[Your task]: In the material below, identify each line bearing the word "Cross". Reproduce those lines.
>>
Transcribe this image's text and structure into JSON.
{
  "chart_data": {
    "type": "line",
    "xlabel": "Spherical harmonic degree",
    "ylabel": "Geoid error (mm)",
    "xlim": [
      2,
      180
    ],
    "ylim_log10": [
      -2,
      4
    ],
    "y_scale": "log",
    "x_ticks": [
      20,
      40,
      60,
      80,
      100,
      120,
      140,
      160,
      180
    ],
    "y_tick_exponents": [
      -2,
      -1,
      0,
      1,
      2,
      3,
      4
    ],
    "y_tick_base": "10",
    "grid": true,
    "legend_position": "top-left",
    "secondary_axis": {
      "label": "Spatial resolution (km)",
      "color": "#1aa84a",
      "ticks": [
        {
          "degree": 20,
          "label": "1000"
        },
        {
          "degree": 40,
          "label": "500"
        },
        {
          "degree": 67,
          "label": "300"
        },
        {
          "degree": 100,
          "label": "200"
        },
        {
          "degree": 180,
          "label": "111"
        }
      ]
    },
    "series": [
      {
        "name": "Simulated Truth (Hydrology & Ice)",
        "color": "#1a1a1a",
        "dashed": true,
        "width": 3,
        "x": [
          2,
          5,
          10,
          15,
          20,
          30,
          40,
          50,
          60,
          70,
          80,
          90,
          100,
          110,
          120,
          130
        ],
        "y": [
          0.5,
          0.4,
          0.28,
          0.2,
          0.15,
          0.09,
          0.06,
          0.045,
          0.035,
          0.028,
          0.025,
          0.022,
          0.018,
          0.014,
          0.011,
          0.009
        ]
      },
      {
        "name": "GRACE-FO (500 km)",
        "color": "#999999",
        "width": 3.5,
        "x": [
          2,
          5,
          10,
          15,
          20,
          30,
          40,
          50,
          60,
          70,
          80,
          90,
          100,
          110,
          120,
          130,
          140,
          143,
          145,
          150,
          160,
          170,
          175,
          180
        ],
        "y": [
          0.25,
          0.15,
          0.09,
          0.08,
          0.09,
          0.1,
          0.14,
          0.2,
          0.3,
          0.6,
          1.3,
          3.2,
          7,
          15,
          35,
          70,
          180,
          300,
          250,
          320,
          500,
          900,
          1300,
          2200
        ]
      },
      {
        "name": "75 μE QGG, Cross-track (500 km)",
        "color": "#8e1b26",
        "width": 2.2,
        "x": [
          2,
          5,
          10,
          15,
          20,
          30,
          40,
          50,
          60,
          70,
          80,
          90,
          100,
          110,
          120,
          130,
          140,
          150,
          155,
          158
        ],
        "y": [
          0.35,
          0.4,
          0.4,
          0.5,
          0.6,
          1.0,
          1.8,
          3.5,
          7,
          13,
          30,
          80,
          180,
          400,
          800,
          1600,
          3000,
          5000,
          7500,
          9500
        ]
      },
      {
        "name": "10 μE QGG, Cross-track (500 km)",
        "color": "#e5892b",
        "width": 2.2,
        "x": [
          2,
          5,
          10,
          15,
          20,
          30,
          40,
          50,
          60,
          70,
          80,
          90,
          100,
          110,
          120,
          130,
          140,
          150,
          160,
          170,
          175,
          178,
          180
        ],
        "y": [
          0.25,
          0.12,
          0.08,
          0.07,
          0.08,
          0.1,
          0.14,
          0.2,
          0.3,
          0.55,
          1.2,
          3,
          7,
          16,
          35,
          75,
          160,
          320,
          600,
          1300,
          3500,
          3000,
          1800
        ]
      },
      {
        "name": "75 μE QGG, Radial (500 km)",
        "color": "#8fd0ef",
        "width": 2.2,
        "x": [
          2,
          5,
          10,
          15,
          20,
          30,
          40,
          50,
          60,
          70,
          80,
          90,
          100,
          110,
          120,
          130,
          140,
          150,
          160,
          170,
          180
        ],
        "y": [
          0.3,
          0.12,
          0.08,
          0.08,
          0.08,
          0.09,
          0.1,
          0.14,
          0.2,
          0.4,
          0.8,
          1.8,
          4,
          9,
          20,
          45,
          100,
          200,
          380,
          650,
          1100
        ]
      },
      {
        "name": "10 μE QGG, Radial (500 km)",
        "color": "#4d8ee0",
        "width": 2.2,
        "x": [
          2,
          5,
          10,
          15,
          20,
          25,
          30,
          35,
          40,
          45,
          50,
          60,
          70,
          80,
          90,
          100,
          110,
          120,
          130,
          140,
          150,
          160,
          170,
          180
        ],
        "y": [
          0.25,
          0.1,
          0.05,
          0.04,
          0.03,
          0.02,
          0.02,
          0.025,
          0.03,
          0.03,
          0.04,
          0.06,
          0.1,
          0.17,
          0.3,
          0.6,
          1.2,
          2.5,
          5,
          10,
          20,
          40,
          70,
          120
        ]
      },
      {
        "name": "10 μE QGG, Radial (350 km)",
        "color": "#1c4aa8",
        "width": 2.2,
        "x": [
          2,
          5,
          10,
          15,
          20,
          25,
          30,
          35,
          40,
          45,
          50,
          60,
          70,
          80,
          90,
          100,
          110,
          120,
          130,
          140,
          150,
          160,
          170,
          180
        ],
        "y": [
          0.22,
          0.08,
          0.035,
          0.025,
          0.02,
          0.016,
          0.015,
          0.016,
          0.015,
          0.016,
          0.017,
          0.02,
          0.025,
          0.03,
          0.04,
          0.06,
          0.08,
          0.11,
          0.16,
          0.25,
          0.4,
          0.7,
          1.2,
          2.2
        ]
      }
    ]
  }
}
<<
[The output]:
        "name": "75 μE QGG, Cross-track (500 km)",
        "name": "10 μE QGG, Cross-track (500 km)",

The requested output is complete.